Ransom Notes: Calling attention to MS

The doctors in St. Louis were pretty confident. They didn’t know what was ailing my wife, but one of them said, “Well, at least we know it isn’t multiple sclerosis.”

The doctors in St. Louis were pretty confident. They didn’t know what was ailing my wife, but one of them said, “Well, at least we know it isn’t multiple sclerosis.”

We were taken aback because at the time, we didn’t know anything about multiple sclerosis, but we thought anytime a doctor rules out a disease, it’s a good thing, right? Turns out the doctor was wrong. In 1988, another doctor (this one in Chicago) was even more sure that it was multiple sclerosis. It was the beginning of an odyssey that has had many ups, and many downs, but it set me on a course to find out as much about this disease as possible.

DATASET ENTRIES:
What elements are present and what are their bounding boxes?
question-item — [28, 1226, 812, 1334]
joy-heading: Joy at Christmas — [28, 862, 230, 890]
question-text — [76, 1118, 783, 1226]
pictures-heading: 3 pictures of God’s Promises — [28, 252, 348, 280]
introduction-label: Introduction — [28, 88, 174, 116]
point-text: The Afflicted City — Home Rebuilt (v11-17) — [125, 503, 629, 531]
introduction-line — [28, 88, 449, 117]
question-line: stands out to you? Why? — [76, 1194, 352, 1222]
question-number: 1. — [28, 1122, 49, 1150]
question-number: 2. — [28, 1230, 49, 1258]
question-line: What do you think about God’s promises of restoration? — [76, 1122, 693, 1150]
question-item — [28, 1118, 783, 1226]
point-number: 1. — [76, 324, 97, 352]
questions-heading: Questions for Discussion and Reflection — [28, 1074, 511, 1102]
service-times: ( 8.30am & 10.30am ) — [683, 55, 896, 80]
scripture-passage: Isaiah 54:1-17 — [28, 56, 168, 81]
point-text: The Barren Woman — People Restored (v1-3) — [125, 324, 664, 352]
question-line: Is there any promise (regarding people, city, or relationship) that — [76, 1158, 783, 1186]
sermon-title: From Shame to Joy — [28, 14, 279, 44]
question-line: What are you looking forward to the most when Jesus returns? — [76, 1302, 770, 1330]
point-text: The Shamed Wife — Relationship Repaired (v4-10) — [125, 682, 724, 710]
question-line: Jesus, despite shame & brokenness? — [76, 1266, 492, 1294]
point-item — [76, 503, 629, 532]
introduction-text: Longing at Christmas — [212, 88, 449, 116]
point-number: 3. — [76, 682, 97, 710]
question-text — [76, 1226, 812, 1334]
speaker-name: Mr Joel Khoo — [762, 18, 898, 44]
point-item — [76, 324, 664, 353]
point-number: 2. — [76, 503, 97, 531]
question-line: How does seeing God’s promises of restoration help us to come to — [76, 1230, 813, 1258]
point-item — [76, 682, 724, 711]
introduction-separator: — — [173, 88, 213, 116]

WHAT THE TASK ASKS: Pick up the Ransom Notes column on multiple sclerosis right after its final sentence and keep writing it.

TASK OUTPUT:
Turns out, the doctors in St. Louis were merely playing the odds. Multiple sclerosis, a neurological disease that causes the body’s immune system to actually attack its nerve cells, is considered much more prevalent among non-Blacks. The doctors figured that a Black woman was less likely to have the disease, so they ruled it out. But in the 22 years since that diagnosis, I have met dozens of Black people with the disease. It may be rare (it is estimated that 400,000 Americans have multiple sclerosis), but almost everyday I meet a new person who knows someone, who is married to someone, or who has a family member with the disease, and all of them are Black.

Oh yeah, one of them is Michelle Obama, whose father, Fraser, lived with the disease for more than 20 years. Good thing the doctors didn’t just rule it out for him (it is also supposed to be more prevalent among females).

I don’t mean to disparage the doctors because they are only practicing medicine, and they are certainly allowed to be wrong, but 18 years ago, a doctor counseled my wife to end her pregnancy because he felt that a pregnancy could negatively affect her multiple sclerosis and even worried that we might have a “special needs” baby as a result. We figured we already had a special needs mother, so we’d just deal with a special needs baby. Turns out that the pregnancy was the best thing for my wife’s health – something about those natural steroids that come along with pregnancy – and she was stronger during the pregnancy than at any other time. The only problem with my daughter is that I’ve spoiled her. That is my special need.